====== ENTRIES SHOWN
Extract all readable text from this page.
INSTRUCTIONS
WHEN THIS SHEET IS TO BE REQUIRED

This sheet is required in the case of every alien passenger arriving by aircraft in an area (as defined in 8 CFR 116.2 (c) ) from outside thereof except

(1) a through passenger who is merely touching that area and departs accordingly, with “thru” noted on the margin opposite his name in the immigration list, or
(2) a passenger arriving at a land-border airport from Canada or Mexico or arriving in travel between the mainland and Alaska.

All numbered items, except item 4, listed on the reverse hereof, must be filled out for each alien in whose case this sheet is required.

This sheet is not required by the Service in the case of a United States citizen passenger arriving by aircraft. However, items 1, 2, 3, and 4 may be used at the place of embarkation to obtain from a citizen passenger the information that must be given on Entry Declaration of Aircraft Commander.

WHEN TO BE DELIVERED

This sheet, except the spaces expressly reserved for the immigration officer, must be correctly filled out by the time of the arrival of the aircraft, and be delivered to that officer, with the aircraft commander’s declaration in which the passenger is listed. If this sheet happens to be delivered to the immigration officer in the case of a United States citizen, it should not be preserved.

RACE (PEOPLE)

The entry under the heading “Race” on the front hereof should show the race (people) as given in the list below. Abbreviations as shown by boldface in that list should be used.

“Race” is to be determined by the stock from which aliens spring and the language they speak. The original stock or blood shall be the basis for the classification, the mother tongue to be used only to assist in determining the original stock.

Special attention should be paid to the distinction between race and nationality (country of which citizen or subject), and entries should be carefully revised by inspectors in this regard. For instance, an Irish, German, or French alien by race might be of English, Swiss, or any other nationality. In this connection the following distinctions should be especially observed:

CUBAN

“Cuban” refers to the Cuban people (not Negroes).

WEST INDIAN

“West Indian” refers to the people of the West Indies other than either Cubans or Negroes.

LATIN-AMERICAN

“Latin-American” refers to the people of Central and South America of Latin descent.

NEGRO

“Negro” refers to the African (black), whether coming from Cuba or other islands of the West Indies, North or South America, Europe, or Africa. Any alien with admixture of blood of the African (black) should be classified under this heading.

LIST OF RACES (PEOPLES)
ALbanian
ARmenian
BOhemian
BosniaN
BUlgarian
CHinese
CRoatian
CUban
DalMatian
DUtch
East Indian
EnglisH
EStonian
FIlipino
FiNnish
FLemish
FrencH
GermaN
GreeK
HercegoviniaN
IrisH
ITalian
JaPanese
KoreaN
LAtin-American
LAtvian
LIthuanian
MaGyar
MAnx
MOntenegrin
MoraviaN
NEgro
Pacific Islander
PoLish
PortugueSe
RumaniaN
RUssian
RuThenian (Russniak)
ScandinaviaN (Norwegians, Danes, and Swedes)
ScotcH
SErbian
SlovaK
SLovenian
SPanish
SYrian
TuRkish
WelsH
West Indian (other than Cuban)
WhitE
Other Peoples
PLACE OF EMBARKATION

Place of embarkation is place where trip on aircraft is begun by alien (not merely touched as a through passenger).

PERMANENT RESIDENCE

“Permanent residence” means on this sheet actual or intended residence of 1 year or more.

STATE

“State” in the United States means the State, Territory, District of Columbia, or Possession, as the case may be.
============
WHAT YOU NEED TO DO: Pick out and copy the lines of the material that include the word "means".

FINISHED ANSWER:
“Permanent residence” means on this sheet actual or intended residence of 1 year or more.
“State” in the United States means the State, Territory, District of Columbia, or Possession, as the case may be.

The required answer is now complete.